§ **DIRECTIVE**:
Show all lines holding the string "this".
---------- ITEMS
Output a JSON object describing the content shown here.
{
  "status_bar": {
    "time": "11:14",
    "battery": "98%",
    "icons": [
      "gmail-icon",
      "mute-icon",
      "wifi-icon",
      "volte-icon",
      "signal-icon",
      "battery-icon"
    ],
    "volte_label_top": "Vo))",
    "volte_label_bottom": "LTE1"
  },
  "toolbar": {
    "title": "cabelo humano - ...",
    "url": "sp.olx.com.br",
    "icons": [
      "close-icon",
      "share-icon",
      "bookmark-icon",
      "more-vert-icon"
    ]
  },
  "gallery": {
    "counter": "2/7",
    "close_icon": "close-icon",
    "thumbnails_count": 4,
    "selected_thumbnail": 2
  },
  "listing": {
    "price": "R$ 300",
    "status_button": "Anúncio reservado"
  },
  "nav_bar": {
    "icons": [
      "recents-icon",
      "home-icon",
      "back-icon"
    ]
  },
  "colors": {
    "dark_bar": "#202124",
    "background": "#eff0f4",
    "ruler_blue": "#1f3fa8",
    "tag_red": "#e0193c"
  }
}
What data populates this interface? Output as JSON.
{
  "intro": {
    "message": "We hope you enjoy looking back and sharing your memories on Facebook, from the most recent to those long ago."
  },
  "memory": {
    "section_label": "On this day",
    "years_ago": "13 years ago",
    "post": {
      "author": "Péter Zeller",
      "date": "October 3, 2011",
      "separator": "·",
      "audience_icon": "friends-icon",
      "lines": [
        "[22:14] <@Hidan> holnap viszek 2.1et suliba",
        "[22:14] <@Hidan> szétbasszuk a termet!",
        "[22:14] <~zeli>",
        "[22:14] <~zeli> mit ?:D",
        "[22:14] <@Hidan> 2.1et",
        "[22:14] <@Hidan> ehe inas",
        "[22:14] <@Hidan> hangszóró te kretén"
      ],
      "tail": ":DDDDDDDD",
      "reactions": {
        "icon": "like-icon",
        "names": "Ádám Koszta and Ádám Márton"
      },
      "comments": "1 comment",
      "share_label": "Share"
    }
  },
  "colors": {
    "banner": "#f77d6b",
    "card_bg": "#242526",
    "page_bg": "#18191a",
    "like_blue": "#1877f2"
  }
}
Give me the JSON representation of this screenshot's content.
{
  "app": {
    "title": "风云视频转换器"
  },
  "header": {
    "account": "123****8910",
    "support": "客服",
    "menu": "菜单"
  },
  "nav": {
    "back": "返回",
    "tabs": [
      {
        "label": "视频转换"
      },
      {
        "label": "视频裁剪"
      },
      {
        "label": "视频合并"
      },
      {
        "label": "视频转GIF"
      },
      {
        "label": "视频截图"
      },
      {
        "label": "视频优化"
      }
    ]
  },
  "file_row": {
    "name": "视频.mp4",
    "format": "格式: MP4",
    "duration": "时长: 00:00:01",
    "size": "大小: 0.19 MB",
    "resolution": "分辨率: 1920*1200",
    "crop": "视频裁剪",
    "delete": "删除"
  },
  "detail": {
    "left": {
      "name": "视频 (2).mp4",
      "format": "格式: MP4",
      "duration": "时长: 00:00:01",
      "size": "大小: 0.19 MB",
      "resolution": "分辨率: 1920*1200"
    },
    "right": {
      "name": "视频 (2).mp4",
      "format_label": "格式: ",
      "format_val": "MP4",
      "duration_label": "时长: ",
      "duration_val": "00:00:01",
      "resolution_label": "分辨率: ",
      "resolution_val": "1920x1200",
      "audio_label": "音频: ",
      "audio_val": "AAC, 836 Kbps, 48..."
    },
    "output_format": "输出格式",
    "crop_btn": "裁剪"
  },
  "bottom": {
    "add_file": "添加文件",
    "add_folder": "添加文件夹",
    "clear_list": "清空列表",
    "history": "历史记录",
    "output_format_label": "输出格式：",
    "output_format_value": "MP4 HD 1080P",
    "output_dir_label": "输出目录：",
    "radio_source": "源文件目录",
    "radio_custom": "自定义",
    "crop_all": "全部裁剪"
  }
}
--------------------
§ **TASK RESPONSE**:
What data populates this interface? Output as JSON.
    "section_label": "On this day",
Give me the JSON representation of this screenshot's content.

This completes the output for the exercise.